From the mailing-list message below, list each distinct email address whose domain is exactly intel.com (not a subdomain of it). List each address once.

■ **Text**:
------------------------------------------------

[PATCH v6 4/4] mmc: sdhci-of-arasan: Enable UHS-1 support for Keem Bay SOC

Zulkifli, Muhammad Husaini muhammad.husaini.zulkifli at intel.com
Thu Dec 3 02:10:14 EST 2020


Hi Linus,

Thanks for your input. I replied inline.

>-----Original Message-----
>From: Linus Walleij <linus.walleij at linaro.org>
>Sent: Thursday, December 3, 2020 2:55 AM
>To: Zulkifli, Muhammad Husaini <muhammad.husaini.zulkifli at intel.com>
>Cc: Ulf Hansson <ulf.hansson at linaro.org>; Hunter, Adrian
><adrian.hunter at intel.com>; Michal Simek <michal.simek at xilinx.com>; linux-
>mmc <linux-mmc at vger.kernel.org>; Linux ARM <linux-arm-
>kernel at lists.infradead.org>; linux-kernel at vger.kernel.org; Shevchenko,
>Andriy <andriy.shevchenko at intel.com>; Raja Subramanian, Lakshmi Bai
><lakshmi.bai.raja.subramanian at intel.com>; Wan Mohamad, Wan Ahmad
>Zainie <wan.ahmad.zainie.wan.mohamad at intel.com>; Mark Gross
><mgross at linux.intel.com>
>Subject: Re: [PATCH v6 4/4] mmc: sdhci-of-arasan: Enable UHS-1 support for
>Keem Bay SOC
>
>Hi Muhammad,
>
>thanks for your patch!

------------------------------------------------

■ **Records supplied**:
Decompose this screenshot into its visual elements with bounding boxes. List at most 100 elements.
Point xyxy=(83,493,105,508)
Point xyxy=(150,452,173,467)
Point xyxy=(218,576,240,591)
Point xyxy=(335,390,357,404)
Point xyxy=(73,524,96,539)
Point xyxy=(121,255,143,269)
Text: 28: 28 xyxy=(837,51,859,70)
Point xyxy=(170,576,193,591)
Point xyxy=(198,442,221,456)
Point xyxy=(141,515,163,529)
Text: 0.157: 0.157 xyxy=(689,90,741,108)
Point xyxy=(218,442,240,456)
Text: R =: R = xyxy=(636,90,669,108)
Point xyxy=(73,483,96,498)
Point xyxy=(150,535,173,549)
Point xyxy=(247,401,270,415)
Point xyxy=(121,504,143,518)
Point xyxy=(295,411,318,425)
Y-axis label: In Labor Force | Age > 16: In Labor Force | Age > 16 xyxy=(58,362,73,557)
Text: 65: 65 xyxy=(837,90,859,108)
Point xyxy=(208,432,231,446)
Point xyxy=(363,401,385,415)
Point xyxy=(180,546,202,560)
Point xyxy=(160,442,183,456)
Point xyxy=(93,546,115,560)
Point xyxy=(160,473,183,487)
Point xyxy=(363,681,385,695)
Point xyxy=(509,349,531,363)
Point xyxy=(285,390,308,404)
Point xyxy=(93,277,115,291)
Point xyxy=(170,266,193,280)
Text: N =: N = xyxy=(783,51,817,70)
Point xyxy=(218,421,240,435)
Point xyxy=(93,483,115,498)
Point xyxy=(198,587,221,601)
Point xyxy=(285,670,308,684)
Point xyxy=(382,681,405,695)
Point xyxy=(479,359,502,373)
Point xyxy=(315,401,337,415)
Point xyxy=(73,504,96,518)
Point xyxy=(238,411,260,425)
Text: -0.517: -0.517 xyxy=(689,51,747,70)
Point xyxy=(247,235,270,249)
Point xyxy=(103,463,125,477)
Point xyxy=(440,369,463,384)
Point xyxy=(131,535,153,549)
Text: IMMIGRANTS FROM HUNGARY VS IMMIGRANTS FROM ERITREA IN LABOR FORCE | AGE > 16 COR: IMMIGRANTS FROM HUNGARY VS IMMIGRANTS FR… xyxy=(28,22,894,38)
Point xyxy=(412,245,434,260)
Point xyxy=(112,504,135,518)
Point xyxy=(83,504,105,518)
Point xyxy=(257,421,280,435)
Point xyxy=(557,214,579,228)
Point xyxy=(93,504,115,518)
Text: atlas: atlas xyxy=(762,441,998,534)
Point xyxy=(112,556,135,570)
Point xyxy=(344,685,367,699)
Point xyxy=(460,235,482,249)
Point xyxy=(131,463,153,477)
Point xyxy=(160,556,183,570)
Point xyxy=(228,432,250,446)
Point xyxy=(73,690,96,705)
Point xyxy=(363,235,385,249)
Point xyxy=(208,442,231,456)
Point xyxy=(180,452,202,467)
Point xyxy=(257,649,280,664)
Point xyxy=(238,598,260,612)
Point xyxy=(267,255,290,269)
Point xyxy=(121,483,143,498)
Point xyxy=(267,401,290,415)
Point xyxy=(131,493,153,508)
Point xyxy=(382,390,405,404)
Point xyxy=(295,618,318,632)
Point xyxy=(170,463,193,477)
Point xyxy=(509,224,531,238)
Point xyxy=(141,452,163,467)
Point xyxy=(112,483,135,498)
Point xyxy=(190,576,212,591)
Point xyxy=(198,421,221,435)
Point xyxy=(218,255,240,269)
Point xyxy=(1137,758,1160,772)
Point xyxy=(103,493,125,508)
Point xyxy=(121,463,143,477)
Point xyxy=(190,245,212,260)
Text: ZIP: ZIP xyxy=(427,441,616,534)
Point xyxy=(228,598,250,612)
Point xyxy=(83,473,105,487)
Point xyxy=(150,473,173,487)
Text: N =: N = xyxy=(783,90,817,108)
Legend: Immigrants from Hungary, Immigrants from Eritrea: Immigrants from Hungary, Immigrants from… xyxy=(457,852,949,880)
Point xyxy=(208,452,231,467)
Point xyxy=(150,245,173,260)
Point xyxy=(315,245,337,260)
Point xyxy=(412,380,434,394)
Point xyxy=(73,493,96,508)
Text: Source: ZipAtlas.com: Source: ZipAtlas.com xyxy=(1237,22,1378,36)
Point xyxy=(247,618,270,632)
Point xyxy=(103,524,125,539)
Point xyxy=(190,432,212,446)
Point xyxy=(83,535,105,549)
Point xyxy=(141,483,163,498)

------------------------------------------------

■ **Answer to the task**:
- muhammad.husaini.zulkifli at intel.com
- adrian.hunter at intel.com
- andriy.shevchenko at intel.com
- lakshmi.bai.raja.subramanian at intel.com
- wan.ahmad.zainie.wan.mohamad at intel.com